Rows from a dataset
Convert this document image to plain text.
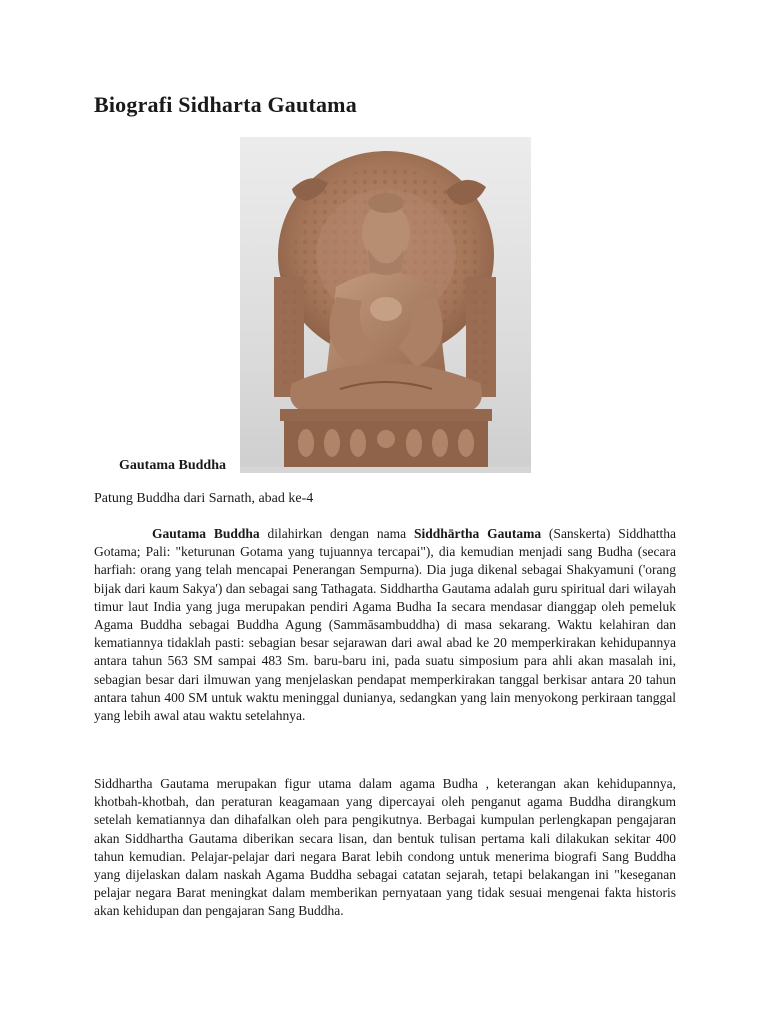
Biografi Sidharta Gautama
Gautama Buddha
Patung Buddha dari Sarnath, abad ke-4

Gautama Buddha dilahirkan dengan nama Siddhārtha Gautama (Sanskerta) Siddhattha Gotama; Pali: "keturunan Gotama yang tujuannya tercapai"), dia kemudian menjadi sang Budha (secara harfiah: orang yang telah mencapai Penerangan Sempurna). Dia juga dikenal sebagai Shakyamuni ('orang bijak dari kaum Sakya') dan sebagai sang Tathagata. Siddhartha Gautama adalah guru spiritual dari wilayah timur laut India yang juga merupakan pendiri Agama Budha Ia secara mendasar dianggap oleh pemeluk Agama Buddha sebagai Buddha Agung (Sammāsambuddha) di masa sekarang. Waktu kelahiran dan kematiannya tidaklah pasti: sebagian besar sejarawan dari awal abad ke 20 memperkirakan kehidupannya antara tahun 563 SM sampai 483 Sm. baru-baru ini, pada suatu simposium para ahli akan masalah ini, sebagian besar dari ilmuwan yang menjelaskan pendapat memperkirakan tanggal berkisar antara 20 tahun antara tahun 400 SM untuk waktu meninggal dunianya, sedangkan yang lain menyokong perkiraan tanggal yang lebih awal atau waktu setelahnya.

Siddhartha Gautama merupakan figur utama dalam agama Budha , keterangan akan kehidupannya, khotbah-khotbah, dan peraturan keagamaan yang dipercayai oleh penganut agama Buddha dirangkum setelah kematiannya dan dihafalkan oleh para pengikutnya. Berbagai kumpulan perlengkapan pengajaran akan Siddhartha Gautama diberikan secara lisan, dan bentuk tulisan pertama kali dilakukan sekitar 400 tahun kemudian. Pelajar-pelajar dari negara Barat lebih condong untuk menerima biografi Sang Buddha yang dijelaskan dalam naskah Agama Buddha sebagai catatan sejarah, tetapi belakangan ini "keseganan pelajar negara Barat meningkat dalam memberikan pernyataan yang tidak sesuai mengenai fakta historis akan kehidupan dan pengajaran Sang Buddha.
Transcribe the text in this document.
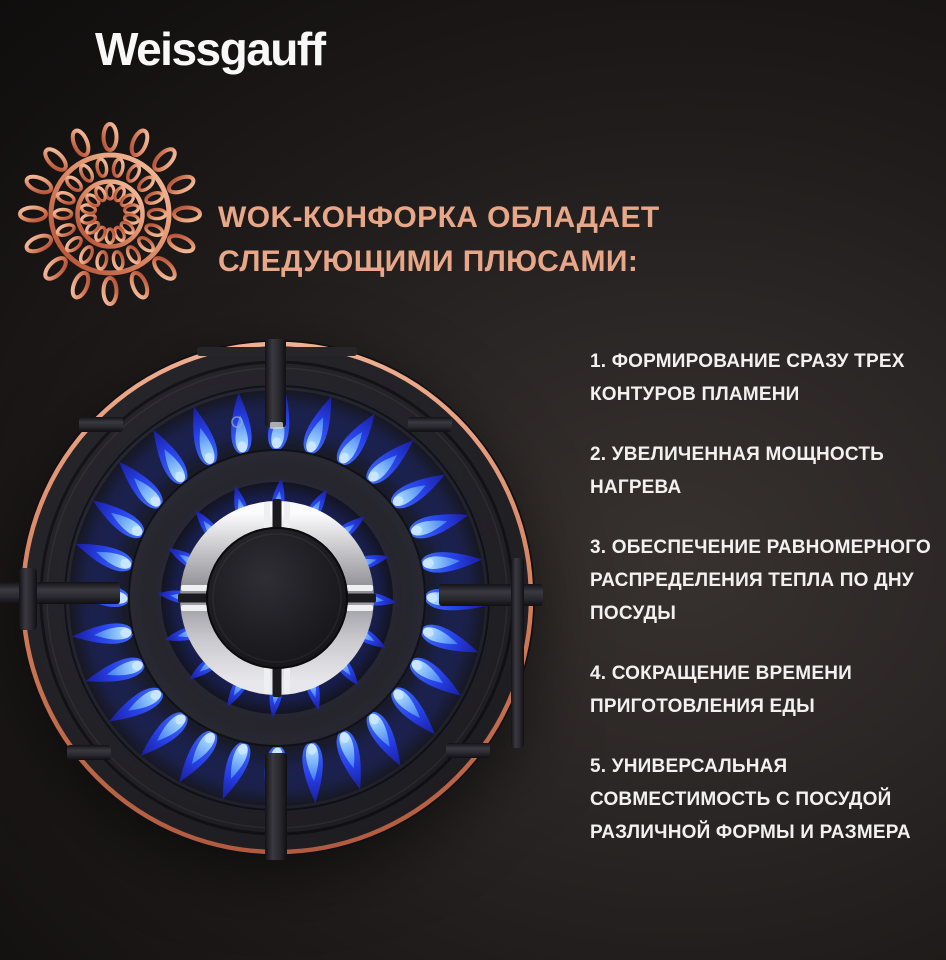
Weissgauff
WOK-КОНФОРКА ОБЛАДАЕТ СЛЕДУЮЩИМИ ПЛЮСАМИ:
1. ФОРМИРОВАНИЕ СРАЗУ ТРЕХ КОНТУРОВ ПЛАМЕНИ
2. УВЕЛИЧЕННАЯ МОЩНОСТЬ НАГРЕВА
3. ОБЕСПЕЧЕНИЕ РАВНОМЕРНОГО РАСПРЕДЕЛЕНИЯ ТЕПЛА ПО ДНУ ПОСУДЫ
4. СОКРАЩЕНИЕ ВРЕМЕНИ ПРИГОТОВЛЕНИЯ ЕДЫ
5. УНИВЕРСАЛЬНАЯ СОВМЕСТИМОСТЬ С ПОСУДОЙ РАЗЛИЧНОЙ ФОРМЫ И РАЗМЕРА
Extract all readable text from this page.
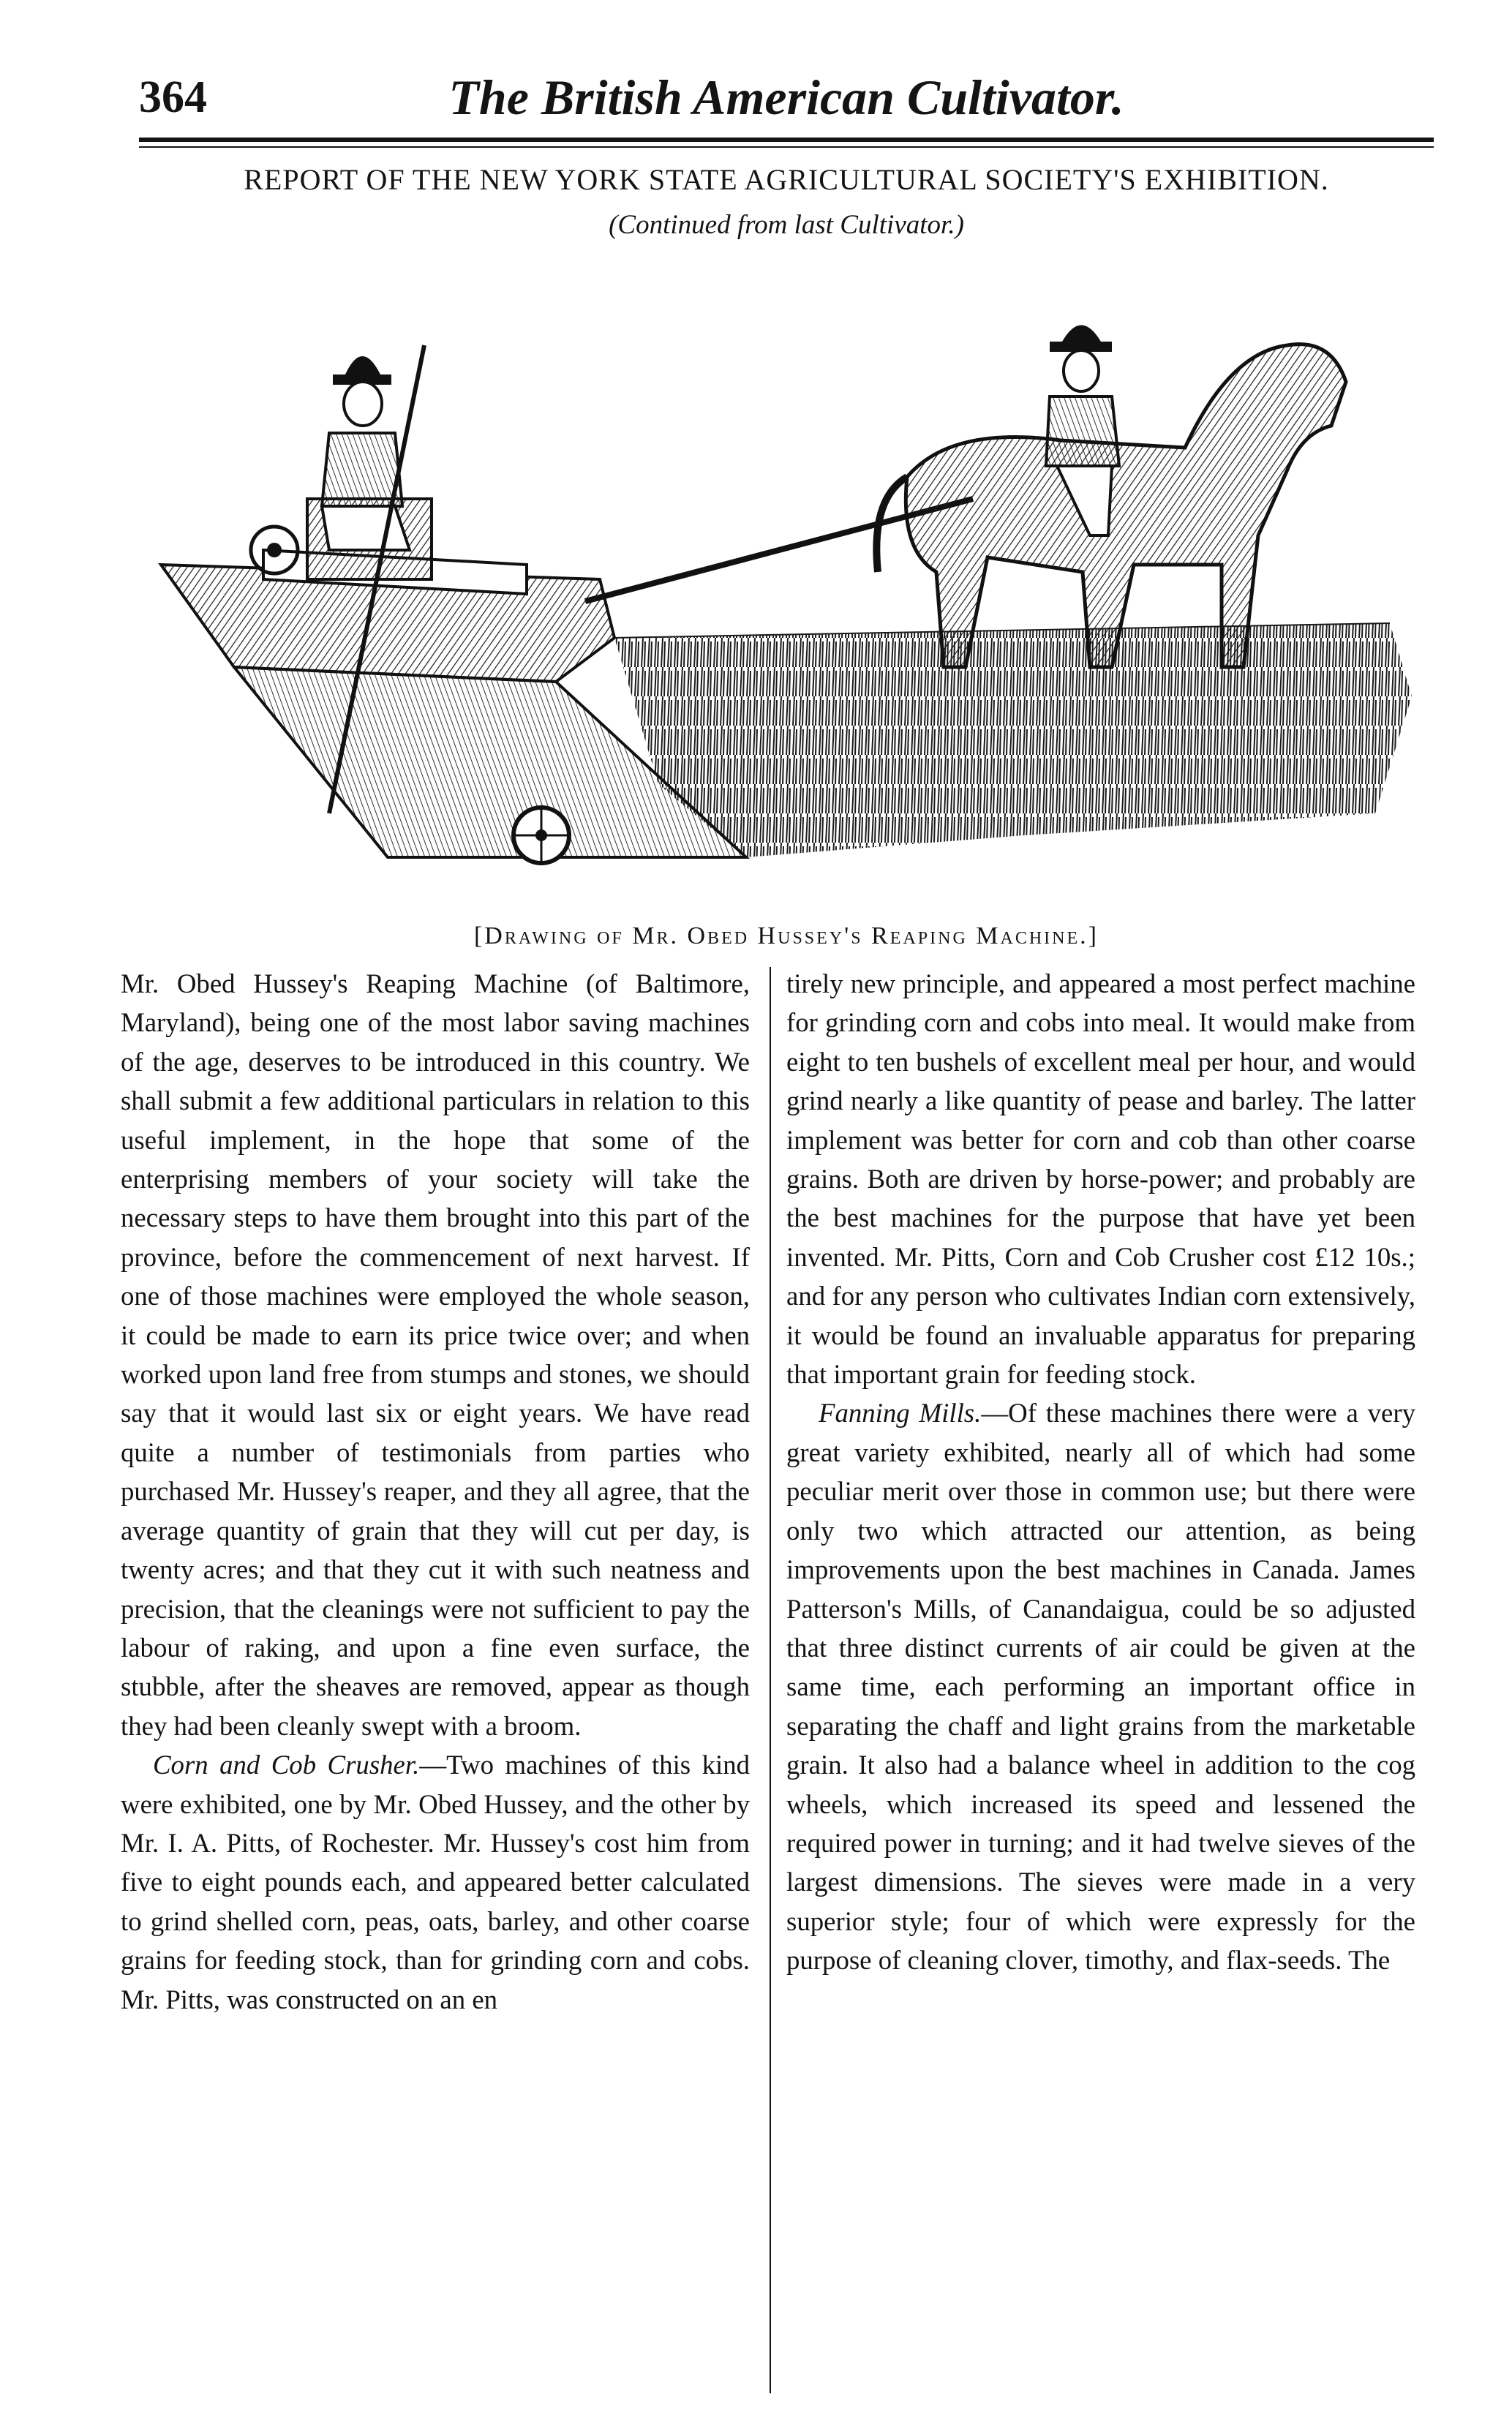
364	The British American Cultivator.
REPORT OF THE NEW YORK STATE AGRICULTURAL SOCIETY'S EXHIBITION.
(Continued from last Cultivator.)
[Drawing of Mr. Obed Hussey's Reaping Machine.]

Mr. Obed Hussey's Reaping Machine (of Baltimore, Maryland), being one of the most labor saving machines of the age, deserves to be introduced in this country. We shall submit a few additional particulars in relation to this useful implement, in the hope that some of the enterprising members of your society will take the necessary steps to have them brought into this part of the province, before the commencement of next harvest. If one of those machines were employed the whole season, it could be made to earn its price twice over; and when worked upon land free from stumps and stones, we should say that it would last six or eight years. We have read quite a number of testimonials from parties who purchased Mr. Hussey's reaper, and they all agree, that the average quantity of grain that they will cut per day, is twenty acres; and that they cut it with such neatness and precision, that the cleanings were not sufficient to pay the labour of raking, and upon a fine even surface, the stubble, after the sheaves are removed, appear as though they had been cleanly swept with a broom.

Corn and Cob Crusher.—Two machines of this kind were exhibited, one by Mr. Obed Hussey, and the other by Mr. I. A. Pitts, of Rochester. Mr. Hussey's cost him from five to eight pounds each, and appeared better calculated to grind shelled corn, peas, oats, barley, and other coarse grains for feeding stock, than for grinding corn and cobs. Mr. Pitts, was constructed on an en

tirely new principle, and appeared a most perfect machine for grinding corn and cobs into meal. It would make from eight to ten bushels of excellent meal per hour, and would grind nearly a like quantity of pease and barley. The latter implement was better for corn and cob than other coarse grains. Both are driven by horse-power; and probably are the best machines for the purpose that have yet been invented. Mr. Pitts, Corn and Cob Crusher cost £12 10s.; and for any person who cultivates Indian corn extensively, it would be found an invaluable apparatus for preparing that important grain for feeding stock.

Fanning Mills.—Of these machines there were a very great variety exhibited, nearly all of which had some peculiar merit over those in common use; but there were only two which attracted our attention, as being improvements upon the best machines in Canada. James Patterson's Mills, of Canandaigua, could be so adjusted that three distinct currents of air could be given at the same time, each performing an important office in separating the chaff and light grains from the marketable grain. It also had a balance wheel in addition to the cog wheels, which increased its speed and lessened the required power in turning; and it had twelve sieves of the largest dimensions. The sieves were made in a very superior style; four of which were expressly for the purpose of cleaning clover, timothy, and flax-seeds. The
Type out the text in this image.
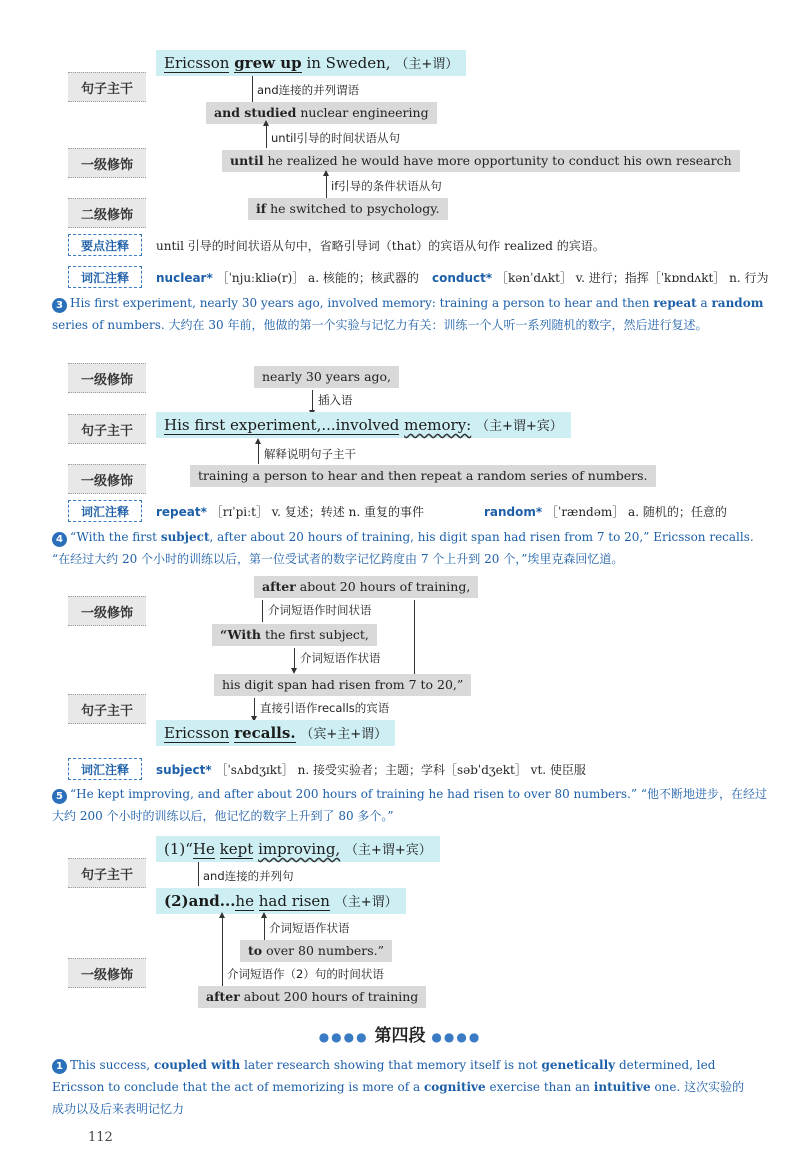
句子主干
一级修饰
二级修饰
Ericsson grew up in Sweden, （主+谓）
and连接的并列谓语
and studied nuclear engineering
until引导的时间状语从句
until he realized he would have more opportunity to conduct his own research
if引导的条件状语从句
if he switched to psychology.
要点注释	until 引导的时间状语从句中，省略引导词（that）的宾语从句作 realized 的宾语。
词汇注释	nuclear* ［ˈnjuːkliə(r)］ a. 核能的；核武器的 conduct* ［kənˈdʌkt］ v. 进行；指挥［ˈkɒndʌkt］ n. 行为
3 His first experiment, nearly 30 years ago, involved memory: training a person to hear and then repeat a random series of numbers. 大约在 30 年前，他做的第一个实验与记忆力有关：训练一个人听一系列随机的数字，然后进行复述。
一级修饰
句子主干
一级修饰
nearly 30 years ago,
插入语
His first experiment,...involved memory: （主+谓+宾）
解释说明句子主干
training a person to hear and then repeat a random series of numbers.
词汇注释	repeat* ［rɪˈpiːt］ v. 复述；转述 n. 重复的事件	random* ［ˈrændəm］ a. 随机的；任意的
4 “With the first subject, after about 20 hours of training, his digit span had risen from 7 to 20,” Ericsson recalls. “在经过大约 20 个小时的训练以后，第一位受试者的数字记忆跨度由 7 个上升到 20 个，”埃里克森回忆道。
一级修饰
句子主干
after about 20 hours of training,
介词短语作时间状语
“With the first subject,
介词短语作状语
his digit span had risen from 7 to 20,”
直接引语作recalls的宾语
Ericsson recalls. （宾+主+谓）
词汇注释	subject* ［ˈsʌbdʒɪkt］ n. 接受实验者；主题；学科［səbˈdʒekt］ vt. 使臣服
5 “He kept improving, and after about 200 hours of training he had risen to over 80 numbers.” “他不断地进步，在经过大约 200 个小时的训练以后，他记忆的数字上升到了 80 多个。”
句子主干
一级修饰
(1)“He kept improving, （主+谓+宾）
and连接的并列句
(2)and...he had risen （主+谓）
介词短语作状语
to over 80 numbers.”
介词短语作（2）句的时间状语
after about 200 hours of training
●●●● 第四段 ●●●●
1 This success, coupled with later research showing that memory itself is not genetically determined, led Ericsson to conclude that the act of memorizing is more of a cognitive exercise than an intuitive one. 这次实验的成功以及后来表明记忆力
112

**Set exercise**
Scan the entries above for the word "image" and collect each line holding it.

**Final result**
Convert this document image to plain text.
Type out the text in this image.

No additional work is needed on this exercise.